List each line of the data that holds the string "mantenimiento", please.

Extracted data entries
--

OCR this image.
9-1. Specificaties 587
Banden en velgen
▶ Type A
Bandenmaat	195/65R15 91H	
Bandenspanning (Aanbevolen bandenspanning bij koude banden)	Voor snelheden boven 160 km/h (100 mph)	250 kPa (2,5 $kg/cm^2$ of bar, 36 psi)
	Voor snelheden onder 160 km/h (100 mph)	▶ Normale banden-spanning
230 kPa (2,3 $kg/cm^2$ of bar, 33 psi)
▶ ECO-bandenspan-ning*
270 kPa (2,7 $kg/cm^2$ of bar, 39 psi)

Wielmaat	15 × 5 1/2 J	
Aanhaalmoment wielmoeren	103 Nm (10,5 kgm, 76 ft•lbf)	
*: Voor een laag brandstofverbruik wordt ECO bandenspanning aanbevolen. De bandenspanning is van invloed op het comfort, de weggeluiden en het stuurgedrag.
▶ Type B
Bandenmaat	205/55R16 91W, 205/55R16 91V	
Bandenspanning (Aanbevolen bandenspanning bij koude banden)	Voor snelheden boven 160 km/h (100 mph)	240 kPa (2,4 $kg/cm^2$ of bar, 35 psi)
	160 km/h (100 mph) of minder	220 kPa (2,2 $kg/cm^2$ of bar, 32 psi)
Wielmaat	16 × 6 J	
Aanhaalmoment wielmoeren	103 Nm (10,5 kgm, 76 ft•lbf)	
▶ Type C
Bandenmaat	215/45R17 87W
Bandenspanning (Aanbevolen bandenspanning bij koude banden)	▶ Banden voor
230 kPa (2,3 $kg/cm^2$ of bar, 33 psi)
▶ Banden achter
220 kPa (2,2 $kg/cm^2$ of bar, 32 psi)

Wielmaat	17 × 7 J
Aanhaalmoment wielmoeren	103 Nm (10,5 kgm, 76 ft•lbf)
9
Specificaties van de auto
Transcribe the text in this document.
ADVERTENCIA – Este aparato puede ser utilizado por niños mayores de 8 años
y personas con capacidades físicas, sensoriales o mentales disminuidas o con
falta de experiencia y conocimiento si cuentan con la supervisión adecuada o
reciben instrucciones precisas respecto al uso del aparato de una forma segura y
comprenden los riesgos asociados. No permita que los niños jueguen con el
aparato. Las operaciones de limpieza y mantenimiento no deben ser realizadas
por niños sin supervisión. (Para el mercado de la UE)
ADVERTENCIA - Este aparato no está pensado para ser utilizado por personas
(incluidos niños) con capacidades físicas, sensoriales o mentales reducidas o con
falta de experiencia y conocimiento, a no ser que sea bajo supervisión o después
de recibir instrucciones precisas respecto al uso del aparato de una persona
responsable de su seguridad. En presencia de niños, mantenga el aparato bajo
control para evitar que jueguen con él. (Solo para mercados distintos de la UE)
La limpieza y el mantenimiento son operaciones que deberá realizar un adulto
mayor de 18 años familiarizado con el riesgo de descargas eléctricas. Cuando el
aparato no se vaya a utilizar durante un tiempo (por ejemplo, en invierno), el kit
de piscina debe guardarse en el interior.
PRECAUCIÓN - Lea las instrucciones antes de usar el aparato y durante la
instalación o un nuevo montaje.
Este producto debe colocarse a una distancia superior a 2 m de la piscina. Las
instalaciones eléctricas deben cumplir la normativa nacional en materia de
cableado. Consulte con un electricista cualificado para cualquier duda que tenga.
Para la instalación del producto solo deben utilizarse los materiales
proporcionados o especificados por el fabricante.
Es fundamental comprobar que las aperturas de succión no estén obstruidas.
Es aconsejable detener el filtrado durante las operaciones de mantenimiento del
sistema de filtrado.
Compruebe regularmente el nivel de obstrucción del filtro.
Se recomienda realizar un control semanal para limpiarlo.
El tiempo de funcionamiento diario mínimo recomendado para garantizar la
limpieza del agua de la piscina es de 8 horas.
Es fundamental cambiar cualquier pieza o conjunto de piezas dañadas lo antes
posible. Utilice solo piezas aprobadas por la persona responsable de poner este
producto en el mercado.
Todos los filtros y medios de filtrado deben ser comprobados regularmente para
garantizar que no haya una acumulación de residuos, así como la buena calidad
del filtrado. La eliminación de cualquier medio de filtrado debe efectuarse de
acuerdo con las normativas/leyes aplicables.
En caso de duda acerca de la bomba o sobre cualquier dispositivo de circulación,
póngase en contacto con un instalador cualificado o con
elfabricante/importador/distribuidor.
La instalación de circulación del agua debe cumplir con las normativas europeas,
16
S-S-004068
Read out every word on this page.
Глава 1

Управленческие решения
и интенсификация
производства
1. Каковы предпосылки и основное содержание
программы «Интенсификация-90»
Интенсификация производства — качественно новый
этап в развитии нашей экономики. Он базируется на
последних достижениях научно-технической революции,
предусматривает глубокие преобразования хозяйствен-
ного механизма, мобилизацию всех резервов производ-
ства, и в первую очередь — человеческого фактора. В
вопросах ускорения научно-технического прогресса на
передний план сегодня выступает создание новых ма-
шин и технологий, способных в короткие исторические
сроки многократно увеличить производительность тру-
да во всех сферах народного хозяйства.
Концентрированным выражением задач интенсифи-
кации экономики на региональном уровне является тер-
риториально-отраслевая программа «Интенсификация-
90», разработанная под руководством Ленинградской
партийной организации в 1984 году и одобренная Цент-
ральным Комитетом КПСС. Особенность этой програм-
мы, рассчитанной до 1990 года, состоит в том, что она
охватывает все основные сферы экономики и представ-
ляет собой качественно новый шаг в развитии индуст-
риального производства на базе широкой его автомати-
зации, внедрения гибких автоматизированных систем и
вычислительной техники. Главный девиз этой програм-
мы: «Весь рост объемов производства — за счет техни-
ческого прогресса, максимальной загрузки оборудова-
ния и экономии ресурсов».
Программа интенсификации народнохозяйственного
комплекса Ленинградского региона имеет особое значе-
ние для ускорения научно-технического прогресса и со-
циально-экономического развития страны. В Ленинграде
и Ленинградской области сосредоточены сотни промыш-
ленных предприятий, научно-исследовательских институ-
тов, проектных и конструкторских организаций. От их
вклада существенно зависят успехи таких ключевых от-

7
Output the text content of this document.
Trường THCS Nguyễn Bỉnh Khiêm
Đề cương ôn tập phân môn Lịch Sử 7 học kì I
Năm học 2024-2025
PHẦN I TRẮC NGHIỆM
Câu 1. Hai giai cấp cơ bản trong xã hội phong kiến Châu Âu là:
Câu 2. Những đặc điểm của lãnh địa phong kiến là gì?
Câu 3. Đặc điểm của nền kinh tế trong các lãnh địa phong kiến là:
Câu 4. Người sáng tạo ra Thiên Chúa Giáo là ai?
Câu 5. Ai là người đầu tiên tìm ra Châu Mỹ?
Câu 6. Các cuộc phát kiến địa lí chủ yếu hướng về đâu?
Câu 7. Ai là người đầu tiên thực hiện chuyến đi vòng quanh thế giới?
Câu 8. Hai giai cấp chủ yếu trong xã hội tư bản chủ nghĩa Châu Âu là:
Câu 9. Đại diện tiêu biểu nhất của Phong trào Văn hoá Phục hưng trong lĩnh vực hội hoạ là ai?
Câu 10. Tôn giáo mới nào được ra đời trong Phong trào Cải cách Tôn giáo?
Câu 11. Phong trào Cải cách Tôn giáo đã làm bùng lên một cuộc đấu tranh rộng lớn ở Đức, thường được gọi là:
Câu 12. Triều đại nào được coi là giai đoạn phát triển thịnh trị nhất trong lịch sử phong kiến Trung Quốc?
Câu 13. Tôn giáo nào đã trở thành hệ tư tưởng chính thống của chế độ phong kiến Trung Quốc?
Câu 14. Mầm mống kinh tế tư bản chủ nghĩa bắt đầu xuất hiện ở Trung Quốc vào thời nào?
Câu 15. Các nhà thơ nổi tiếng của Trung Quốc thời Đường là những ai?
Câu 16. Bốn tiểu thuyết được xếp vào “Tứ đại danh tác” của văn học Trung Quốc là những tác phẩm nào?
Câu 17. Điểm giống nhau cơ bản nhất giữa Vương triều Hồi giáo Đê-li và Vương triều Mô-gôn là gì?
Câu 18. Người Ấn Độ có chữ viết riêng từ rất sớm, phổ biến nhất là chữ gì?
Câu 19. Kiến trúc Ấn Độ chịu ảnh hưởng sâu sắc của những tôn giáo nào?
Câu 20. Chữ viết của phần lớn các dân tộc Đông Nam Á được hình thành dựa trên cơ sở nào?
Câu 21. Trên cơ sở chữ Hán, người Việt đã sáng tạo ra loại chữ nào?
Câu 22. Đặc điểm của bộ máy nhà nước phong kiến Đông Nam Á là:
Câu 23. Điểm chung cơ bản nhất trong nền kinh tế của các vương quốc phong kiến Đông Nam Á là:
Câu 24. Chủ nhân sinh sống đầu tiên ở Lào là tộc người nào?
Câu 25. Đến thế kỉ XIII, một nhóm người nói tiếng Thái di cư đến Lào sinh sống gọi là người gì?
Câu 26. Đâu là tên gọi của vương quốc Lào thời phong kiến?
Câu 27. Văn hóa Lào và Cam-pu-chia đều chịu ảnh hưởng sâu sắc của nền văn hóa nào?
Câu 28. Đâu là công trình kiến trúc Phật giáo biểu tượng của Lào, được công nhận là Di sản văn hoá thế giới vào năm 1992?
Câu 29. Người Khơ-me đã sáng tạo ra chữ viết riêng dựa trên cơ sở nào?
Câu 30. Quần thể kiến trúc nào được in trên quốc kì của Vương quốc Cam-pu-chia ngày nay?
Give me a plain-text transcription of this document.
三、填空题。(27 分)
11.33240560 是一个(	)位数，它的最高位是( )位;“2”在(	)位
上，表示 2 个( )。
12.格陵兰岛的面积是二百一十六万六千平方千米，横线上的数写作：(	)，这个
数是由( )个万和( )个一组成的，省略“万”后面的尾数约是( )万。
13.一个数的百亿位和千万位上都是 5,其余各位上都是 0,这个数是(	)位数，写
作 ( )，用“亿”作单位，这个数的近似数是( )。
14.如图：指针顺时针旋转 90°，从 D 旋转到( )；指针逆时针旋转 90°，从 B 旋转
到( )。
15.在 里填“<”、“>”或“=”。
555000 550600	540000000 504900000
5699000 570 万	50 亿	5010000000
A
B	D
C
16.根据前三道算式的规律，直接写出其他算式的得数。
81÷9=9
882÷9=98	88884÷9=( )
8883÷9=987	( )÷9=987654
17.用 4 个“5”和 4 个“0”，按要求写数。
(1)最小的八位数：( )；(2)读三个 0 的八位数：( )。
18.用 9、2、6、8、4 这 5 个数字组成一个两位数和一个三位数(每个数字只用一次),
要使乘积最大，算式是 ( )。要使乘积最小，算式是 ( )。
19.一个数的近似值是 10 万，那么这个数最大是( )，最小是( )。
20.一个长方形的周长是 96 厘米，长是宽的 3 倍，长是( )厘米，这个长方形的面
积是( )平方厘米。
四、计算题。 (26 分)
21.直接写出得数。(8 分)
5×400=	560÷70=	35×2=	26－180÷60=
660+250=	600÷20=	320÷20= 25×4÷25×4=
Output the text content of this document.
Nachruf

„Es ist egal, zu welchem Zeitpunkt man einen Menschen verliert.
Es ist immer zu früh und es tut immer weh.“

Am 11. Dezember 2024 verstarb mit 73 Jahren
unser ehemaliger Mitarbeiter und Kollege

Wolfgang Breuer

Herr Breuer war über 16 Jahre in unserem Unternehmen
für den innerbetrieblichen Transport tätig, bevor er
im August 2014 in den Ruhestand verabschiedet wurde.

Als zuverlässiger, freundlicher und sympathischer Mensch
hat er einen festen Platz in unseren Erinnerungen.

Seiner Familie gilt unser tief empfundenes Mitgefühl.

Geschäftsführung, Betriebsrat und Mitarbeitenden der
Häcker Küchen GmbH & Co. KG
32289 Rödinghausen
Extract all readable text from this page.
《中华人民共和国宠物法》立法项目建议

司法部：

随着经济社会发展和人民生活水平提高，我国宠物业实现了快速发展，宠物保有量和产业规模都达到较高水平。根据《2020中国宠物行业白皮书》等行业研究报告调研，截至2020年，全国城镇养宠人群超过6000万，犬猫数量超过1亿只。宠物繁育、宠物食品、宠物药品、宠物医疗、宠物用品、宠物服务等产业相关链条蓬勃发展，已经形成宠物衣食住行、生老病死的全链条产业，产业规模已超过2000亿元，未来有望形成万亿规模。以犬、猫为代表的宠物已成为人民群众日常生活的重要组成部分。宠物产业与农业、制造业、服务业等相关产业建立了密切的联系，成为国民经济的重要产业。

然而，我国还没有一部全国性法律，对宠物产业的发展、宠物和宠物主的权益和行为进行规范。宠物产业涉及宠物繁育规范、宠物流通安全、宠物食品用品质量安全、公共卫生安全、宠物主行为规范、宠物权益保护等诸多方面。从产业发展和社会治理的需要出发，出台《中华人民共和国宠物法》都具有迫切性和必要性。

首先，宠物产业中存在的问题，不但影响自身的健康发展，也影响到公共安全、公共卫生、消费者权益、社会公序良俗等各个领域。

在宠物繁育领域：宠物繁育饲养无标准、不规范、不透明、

--

**Written solution**
aparato. Las operaciones de limpieza y mantenimiento no deben ser realizadas
La limpieza y el mantenimiento son operaciones que deberá realizar un adulto
Es aconsejable detener el filtrado durante las operaciones de mantenimiento del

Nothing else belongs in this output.